• [Directions]:
- a) From the Pierre Berton passage, answer each question on its own line, marked (i), (ii), (iii):
(i) Where and in what year did Berton do his Basic Training?
(ii) How much did Berton charge Chuck for each letter?
(iii) How did Elsie describe Pierre in her reply?
- b) Can you turn the paragraph of the Pierre Berton passage that begins "Curiously enough" into a short list that keeps its main facts?
- c) In the Pierre Berton passage, swap "Chuck" for "Charlie" and give the part starting at "Curiously enough, Pierre" and ending at "dollar per letter.".
═══ Passage shown
Curiously enough, Pierre Berton's long journey on the road to becoming a national icon began with little fanfare. As he recalled in a January 1962 Toronto Star column, reprinted in this witty and engrossing collection of his writings, it was during his stint in Basic Training at Vernon, B.C. in 1942 that his true talents first started to shine. A fellow trainee named Chuck was experiencing difficulty writing a letter to his girlfriend, Elsie. Berton, equipped with a small Hermes Baby portable typewriter, quickly offered Chuck his services for the low price of one dollar per letter.

He managed to work himself into poetic love prose: "Dear Elsie: The vacuum left here by your presence is almost unbearable. Companionship here is all but denied me since my army cronies are low people of undistinguished mien.. In all of this human desert there is only one man whom I am pleased to call my friend. His name is Pierre and he is a good cut above the others here.." Elsie was not impressed. "Dear Honeybun," she replied. "Thanks again for taking time out to drop me a note.. The gang in your barrack room sound really cute. But Pierre sounds like a bit of a creep."
══════
═══ Stored data
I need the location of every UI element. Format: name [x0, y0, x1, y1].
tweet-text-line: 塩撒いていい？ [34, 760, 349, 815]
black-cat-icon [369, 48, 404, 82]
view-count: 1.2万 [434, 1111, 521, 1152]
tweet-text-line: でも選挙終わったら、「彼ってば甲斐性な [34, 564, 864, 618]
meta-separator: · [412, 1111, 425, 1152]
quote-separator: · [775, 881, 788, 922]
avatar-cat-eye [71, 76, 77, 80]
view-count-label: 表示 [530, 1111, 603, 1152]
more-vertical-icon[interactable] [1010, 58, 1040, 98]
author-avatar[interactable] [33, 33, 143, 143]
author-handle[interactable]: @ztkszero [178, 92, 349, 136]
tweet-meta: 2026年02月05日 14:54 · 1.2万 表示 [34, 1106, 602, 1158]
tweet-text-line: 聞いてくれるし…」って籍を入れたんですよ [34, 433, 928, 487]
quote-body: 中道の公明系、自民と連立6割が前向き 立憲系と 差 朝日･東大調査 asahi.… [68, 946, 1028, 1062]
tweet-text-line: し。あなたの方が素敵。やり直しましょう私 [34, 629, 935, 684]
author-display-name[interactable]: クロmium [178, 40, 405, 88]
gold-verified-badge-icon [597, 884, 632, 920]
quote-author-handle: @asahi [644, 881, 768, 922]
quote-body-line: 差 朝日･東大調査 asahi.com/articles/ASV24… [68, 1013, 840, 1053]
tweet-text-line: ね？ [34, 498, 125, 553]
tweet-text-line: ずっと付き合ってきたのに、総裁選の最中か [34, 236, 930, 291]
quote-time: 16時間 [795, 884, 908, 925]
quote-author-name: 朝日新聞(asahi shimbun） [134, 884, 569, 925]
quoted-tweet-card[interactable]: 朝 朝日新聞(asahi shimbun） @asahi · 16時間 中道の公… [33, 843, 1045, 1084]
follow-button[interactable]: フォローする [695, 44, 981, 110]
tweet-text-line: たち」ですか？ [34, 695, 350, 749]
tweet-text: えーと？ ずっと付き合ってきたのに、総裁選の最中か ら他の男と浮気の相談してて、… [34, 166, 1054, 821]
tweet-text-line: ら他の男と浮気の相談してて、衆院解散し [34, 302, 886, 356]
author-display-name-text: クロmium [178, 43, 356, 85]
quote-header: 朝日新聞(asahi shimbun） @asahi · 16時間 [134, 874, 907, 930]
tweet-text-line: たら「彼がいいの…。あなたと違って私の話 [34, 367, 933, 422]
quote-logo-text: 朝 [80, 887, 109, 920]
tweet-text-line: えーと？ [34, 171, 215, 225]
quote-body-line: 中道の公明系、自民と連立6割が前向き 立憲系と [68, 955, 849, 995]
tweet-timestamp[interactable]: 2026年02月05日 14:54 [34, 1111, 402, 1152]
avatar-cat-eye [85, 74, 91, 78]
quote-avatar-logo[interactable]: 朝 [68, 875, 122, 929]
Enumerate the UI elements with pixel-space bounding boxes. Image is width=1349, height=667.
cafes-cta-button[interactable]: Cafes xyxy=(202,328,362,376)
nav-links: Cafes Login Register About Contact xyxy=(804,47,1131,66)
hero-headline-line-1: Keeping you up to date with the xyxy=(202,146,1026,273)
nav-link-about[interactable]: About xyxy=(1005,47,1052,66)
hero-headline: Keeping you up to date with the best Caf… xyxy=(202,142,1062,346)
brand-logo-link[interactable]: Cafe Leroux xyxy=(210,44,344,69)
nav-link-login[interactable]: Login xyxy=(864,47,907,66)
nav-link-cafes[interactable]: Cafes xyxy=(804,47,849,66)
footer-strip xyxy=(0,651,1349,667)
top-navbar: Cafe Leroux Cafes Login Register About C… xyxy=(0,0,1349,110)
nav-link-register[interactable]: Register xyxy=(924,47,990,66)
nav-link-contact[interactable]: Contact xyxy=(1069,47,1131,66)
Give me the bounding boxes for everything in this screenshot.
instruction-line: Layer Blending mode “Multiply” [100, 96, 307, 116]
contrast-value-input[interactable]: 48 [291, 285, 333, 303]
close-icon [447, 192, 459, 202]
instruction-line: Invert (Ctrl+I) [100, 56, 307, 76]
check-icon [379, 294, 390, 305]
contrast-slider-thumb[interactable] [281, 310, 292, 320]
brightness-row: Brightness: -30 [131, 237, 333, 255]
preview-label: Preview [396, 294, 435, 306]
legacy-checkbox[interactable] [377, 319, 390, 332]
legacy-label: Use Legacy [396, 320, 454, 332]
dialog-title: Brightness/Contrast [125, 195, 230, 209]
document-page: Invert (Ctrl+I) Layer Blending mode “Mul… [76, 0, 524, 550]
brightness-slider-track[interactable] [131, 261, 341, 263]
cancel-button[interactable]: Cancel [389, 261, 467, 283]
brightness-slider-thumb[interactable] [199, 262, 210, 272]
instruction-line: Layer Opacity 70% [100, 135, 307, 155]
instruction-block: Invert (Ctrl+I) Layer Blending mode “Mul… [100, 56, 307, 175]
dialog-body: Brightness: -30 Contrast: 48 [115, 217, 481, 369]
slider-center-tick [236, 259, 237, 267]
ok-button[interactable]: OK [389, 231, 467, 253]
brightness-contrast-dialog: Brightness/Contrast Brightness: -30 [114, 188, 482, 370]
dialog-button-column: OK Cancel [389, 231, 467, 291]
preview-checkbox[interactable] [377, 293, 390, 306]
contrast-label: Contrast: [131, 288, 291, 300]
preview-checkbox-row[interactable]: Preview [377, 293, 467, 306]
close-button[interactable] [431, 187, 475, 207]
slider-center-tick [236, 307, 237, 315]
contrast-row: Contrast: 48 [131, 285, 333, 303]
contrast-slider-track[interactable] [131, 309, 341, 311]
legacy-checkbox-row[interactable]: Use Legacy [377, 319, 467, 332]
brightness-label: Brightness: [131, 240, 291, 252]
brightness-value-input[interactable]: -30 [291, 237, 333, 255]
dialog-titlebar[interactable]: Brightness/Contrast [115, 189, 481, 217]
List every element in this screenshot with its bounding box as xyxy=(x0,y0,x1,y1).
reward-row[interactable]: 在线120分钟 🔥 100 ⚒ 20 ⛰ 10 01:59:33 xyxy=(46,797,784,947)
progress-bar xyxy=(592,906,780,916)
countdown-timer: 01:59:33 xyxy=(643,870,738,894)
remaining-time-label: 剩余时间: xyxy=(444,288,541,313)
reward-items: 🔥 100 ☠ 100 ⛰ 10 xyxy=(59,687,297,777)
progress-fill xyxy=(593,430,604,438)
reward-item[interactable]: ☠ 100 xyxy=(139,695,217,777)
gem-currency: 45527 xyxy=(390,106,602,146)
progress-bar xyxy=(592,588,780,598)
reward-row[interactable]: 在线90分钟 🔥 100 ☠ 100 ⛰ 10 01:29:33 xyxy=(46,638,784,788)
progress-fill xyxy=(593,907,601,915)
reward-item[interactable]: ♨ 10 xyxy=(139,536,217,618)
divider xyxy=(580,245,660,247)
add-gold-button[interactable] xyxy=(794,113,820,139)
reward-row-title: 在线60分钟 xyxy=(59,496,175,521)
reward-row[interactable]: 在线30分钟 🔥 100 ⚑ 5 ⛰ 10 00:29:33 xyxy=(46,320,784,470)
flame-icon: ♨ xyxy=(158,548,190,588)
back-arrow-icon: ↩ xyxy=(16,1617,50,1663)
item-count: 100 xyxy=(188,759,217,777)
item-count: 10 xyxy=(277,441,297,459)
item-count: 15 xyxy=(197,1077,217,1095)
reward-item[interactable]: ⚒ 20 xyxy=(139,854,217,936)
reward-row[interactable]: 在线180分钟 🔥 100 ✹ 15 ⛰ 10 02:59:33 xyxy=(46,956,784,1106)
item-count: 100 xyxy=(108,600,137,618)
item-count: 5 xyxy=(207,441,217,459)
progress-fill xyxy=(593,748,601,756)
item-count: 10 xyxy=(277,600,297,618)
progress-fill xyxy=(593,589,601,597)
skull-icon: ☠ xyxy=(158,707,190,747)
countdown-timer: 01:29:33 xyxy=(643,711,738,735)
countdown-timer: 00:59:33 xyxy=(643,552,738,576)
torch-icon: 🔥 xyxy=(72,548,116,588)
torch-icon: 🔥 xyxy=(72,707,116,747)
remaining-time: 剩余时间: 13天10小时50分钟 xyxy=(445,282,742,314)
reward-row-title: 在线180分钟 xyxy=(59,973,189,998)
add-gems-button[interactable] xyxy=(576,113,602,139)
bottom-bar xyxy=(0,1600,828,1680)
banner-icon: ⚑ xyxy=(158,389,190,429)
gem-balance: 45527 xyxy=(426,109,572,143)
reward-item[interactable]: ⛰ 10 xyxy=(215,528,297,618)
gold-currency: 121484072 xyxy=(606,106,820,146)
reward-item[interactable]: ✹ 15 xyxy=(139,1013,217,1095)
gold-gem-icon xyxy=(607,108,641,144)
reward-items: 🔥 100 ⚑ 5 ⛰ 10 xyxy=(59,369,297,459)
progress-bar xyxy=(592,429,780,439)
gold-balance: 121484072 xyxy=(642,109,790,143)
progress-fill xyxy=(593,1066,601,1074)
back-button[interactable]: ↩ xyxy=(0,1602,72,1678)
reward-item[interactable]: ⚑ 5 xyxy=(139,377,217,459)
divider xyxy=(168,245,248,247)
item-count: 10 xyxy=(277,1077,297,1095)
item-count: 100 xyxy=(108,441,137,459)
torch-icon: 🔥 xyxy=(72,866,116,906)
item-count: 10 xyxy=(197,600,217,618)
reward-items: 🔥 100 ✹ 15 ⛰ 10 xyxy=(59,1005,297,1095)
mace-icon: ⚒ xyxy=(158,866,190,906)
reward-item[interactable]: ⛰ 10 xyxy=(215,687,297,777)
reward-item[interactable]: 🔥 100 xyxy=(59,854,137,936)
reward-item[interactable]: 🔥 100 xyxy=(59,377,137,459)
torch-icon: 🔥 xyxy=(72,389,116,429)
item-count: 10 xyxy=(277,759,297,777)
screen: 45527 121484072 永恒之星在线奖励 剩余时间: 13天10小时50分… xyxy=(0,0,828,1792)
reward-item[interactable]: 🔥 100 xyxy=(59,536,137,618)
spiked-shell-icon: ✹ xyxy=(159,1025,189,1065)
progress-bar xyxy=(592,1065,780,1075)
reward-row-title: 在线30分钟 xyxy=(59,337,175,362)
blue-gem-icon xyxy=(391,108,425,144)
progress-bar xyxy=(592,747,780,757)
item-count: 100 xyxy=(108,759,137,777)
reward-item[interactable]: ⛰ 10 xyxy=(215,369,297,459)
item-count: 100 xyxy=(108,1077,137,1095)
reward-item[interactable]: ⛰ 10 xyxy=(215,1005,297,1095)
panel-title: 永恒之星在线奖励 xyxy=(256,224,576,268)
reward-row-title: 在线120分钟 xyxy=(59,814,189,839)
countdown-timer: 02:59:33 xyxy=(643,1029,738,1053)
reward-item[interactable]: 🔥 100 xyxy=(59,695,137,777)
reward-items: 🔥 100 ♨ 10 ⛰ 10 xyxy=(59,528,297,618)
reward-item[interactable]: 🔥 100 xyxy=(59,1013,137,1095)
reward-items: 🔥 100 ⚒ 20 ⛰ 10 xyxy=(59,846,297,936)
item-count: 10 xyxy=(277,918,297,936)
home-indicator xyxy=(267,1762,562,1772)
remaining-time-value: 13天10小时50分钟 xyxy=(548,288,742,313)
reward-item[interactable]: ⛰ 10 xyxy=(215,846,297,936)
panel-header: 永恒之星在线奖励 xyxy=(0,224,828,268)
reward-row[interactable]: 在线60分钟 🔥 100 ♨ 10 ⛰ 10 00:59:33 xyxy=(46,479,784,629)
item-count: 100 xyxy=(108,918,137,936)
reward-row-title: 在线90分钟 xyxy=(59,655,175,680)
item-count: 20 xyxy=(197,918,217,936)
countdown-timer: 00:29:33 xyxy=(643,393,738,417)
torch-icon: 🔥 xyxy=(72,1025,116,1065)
══════
• [Answers]:
- a)
(i) At Vernon, B.C., in 1942.
(ii) One dollar per letter.
(iii) As "a bit of a creep."

- b)
- Pierre Berton's path to becoming a national icon began with little fanfare.
- He recalled it in a January 1962 Toronto Star column, reprinted in this collection of his writings.
- His talents first showed in 1942, during Basic Training at Vernon, B.C.
- A fellow trainee, Chuck, was struggling to write a letter to his girlfriend, Elsie.
- Berton had a small Hermes Baby portable typewriter and offered to write Chuck's letters for one dollar each.

- c)
Curiously enough, Pierre Berton's long journey on the road to becoming a national icon began with little fanfare. As he recalled in a January 1962 Toronto Star column, reprinted in this witty and engrossing collection of his writings, it was during his stint in Basic Training at Vernon, B.C. in 1942 that his true talents first started to shine. A fellow trainee named Charlie was experiencing difficulty writing a letter to his girlfriend, Elsie. Berton, equipped with a small Hermes Baby portable typewriter, quickly offered Charlie his services for the low price of one dollar per letter.